Exercise: Count every line of the material that holds the string "John". Respond with the total only.

Data section:

********************

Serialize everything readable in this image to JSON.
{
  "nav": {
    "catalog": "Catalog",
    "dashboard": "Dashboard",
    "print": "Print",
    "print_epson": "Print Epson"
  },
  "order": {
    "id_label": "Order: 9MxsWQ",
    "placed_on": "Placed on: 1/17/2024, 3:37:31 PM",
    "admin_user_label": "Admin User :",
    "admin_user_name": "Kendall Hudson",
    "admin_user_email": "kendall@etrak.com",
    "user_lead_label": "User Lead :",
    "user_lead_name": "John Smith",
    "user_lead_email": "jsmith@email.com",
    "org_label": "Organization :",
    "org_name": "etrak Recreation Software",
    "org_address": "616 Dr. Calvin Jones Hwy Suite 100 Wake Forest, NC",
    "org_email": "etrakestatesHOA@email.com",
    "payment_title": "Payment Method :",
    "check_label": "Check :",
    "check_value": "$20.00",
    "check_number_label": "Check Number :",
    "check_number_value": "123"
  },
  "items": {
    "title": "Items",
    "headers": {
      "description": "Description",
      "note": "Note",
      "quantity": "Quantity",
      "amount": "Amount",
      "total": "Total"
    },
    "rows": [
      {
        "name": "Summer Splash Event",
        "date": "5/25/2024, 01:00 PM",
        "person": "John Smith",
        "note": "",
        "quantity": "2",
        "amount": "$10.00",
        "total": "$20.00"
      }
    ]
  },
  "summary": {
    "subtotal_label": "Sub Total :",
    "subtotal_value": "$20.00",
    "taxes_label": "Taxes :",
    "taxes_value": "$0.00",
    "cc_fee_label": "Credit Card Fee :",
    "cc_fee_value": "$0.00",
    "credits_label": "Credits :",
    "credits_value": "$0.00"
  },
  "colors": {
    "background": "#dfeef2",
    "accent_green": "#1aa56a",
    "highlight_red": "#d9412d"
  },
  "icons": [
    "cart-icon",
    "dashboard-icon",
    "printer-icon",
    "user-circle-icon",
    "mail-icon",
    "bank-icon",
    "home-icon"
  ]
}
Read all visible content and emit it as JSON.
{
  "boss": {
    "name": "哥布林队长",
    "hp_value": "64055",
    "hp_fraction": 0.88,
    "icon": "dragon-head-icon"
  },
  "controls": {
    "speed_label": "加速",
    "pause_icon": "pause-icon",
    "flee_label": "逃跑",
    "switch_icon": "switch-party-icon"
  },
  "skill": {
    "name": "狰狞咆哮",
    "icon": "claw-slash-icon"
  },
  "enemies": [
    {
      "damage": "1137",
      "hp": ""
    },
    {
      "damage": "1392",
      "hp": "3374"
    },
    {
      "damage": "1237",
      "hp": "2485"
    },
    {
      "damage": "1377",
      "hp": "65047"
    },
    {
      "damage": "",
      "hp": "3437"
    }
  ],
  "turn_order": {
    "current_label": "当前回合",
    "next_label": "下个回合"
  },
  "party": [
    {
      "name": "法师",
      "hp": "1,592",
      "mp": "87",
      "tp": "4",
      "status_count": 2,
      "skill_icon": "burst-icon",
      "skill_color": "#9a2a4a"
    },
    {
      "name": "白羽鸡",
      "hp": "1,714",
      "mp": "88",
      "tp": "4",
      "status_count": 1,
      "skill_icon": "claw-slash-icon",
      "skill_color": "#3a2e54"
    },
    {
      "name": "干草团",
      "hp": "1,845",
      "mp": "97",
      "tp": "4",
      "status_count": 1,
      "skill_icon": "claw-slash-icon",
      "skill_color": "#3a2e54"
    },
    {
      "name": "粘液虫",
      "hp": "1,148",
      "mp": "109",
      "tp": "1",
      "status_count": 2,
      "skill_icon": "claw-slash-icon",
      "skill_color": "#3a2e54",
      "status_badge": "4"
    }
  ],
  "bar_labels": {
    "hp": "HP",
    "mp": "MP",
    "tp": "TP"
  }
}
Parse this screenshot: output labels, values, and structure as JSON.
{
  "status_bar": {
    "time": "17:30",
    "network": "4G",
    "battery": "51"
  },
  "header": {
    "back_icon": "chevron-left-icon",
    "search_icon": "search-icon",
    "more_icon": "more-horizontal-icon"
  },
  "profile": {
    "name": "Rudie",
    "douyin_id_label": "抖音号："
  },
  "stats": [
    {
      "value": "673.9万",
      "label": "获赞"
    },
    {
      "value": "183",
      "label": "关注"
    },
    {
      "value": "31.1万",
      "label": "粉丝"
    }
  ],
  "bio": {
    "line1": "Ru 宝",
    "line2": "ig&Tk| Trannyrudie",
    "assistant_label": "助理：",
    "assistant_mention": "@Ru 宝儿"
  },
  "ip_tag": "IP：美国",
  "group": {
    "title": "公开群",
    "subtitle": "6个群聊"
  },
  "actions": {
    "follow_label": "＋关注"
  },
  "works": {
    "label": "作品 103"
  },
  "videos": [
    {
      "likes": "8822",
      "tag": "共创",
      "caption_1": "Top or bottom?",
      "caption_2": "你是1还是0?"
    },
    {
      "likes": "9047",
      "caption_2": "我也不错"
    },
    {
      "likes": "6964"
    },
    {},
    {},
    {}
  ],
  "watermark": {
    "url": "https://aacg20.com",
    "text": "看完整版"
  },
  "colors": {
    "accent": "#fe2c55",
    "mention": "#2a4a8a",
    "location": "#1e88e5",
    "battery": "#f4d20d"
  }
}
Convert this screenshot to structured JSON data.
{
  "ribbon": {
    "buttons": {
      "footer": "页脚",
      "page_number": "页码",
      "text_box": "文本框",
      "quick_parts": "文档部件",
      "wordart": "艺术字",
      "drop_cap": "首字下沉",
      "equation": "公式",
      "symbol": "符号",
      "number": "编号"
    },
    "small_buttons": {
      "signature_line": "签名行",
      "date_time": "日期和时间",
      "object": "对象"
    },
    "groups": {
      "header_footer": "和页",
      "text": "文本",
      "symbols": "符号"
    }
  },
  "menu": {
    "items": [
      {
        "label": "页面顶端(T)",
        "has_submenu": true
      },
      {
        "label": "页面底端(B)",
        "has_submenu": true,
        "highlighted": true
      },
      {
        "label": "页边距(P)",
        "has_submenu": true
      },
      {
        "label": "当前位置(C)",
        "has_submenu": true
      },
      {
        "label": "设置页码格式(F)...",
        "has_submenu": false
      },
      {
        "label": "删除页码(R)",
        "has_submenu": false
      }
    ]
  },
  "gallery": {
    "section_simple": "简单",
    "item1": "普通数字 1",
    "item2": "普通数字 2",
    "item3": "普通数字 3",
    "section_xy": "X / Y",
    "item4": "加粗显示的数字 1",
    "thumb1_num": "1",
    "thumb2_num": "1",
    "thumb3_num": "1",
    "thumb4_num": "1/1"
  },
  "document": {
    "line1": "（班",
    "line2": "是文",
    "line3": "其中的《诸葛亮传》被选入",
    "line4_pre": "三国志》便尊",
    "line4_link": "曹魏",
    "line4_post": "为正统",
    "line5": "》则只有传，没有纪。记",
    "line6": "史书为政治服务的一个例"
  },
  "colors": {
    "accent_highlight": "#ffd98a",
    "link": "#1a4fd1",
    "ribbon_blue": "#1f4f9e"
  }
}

********************

Solution to the exercise: 2